**Task to carry out:** Reproduce the full listing below unchanged, apart from the pictures.

(Dataset items)
start

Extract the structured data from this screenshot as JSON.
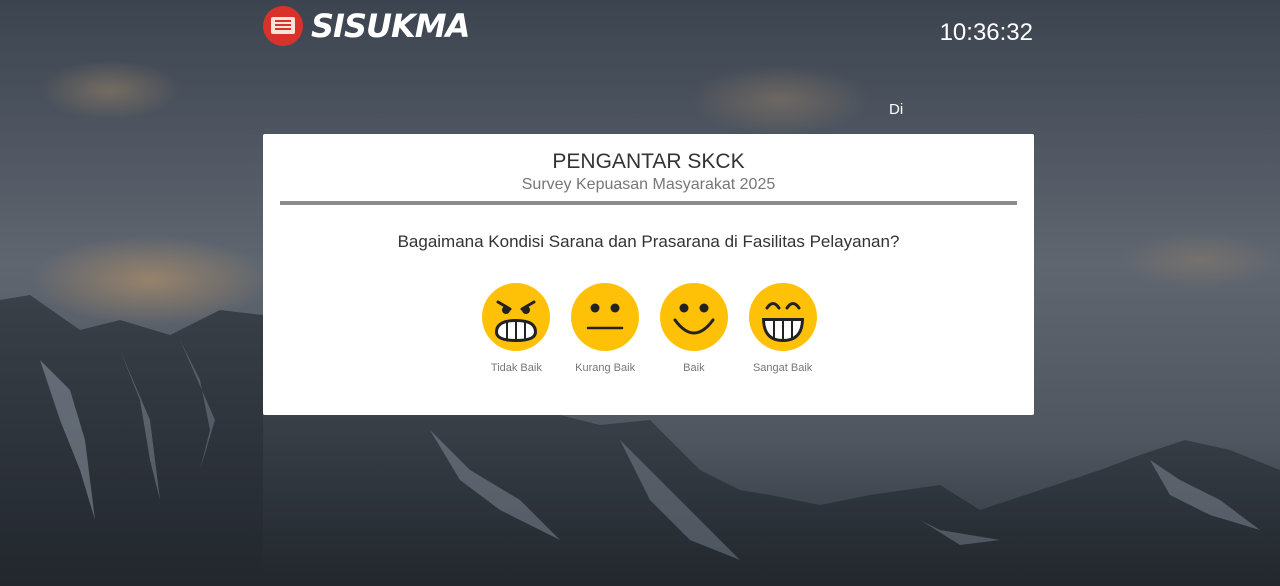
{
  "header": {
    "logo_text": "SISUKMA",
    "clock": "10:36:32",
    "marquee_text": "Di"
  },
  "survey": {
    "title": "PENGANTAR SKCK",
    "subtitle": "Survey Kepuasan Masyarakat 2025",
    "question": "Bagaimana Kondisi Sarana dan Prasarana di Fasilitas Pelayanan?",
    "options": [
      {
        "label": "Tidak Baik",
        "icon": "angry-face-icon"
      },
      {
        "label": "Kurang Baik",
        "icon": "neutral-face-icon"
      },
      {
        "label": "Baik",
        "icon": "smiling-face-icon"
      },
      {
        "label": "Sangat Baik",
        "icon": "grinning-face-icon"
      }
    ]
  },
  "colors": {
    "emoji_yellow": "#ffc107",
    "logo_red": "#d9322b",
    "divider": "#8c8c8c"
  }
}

end

**Output for this exercise:**
Extract the structured data from this screenshot as JSON.
{
  "header": {
    "logo_text": "SISUKMA",
    "clock": "10:36:32",
    "marquee_text": "Di"
  },
  "survey": {
    "title": "PENGANTAR SKCK",
    "subtitle": "Survey Kepuasan Masyarakat 2025",
    "question": "Bagaimana Kondisi Sarana dan Prasarana di Fasilitas Pelayanan?",
    "options": [
      {
        "label": "Tidak Baik",
        "icon": "angry-face-icon"
      },
      {
        "label": "Kurang Baik",
        "icon": "neutral-face-icon"
      },
      {
        "label": "Baik",
        "icon": "smiling-face-icon"
      },
      {
        "label": "Sangat Baik",
        "icon": "grinning-face-icon"
      }
    ]
  },
  "colors": {
    "emoji_yellow": "#ffc107",
    "logo_red": "#d9322b",
    "divider": "#8c8c8c"
  }
}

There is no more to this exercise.